Stated goal:
In the entries that follow, how many lines contain "прикрепить"? Answer with the number only.

Collected data:
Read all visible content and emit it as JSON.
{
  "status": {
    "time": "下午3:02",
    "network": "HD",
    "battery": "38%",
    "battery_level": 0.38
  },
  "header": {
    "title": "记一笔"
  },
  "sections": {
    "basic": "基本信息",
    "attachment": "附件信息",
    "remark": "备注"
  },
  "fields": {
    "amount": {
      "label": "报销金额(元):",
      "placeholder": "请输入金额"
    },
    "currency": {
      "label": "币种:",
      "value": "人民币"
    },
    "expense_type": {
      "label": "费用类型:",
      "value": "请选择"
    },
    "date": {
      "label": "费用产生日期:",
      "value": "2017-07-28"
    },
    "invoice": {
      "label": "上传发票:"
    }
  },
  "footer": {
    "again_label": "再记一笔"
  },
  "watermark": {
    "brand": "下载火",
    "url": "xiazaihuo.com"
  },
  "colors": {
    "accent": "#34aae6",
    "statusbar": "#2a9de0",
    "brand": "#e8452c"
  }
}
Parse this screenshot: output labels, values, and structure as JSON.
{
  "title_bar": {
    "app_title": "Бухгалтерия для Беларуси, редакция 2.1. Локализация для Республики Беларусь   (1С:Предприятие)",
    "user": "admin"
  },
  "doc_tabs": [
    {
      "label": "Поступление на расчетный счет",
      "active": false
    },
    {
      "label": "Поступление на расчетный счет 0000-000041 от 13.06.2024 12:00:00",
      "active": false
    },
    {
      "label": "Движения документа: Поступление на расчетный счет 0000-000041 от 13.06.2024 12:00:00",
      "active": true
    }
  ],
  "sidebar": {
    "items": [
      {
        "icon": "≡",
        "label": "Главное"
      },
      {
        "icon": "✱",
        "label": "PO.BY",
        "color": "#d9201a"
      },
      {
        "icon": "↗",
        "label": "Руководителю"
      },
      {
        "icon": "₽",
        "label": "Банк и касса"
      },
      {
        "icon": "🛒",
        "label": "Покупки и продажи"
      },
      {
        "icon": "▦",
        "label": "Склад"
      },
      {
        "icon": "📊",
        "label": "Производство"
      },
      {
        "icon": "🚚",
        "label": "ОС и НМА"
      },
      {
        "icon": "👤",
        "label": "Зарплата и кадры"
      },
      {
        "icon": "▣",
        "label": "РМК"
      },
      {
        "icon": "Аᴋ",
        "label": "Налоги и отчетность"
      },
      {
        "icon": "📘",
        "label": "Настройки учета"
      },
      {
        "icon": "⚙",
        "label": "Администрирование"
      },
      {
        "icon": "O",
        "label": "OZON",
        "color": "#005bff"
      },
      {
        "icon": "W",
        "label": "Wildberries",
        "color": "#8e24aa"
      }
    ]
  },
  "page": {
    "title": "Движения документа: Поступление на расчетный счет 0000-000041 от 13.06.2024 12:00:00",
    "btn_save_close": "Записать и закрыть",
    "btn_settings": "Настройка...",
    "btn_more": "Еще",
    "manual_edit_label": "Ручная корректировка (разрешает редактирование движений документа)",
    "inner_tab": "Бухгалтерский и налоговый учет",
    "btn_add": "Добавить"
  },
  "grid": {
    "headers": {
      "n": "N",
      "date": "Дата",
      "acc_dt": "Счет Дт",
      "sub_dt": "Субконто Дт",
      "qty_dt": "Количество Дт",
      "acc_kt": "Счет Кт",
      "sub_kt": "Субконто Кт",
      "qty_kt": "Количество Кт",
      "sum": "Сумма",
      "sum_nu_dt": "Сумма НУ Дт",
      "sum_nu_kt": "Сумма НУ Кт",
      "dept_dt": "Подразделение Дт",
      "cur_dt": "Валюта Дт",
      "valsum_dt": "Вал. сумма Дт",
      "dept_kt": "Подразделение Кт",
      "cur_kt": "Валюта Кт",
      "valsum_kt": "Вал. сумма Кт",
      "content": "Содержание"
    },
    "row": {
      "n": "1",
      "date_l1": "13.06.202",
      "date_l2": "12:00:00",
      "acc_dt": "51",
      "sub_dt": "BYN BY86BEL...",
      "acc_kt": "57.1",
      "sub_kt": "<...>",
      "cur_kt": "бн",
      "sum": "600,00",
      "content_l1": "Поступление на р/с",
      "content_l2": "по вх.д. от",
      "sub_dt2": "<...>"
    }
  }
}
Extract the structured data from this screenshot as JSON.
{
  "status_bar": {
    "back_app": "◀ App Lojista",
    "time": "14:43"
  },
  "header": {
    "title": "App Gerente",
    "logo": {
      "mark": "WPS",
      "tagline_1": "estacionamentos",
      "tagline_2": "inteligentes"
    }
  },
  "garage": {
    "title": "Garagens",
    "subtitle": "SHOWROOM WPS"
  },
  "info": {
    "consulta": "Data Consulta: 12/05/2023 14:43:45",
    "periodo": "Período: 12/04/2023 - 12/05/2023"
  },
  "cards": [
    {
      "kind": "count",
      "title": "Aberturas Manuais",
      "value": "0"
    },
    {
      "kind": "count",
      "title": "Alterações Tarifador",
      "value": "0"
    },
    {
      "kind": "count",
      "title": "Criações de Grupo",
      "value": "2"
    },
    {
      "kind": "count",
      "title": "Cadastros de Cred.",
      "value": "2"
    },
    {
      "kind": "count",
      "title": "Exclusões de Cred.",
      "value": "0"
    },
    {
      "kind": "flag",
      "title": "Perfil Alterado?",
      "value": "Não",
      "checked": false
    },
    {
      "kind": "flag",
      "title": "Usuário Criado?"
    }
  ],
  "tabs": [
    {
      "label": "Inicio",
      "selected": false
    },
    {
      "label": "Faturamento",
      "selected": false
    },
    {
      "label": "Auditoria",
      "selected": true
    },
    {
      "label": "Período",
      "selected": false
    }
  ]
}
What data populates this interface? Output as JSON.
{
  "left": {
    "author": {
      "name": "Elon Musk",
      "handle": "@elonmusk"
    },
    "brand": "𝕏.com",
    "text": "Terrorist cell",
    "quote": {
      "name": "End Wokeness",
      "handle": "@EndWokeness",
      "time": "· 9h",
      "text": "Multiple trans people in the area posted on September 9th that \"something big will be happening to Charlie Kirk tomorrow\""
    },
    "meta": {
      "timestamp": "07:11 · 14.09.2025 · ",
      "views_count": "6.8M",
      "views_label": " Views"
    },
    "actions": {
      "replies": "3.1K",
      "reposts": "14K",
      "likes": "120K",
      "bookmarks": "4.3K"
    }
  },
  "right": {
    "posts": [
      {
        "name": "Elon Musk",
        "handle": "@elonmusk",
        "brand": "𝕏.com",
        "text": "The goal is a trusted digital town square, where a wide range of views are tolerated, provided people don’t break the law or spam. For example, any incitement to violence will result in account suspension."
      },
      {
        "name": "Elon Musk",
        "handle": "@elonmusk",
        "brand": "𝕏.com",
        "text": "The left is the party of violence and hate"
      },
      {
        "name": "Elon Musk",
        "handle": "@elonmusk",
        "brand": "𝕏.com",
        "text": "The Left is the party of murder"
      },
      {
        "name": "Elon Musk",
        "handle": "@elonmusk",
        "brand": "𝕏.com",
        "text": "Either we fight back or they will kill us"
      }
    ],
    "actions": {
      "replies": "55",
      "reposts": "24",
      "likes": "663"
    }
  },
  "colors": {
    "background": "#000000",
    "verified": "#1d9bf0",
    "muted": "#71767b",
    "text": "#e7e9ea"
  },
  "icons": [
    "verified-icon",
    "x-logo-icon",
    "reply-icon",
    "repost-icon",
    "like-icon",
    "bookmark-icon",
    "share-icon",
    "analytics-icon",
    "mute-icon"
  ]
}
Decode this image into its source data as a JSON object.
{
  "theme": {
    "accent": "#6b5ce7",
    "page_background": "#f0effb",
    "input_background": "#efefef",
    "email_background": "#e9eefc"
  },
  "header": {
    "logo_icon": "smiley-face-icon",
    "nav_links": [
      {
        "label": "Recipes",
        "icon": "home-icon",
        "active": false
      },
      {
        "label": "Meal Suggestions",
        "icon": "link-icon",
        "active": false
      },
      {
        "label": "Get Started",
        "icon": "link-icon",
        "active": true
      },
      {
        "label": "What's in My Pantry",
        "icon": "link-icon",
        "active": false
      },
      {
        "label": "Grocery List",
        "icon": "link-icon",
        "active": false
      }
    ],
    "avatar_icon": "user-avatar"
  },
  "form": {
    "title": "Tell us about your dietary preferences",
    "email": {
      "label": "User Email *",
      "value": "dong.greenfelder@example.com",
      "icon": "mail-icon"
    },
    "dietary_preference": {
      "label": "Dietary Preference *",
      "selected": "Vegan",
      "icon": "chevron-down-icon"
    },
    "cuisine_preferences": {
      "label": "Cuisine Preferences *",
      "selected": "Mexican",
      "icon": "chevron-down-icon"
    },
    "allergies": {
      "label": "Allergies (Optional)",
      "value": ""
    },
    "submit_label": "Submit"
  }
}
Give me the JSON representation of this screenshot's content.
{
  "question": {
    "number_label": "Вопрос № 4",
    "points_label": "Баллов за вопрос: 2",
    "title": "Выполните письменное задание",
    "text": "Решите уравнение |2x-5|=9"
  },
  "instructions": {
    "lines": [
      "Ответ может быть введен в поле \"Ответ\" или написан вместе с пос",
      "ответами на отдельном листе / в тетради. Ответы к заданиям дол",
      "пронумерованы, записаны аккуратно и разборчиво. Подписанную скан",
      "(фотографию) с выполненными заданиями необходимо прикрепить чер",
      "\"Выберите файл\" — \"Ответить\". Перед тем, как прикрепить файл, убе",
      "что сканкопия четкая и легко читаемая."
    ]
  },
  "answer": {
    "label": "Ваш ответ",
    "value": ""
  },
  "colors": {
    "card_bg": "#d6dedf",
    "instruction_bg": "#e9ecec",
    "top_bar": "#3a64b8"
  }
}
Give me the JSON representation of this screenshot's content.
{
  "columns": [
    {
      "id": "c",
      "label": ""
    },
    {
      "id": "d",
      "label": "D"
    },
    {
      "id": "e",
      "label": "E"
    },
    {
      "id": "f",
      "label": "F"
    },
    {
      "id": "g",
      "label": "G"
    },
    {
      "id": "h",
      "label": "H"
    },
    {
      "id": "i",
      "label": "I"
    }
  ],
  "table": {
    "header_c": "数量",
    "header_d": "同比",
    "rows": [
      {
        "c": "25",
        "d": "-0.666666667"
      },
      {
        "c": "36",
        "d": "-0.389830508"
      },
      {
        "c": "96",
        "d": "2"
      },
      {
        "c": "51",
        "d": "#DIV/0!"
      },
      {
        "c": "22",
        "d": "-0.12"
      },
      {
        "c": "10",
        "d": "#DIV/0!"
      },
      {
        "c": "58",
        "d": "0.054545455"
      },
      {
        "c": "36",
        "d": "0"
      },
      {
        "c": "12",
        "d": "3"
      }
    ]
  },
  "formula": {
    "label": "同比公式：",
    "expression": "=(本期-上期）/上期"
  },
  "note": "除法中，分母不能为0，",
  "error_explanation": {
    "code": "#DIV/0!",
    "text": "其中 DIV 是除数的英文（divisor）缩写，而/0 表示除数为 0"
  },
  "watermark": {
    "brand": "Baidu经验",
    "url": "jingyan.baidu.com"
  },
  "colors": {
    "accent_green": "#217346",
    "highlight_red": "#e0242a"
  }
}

Expected answer:
2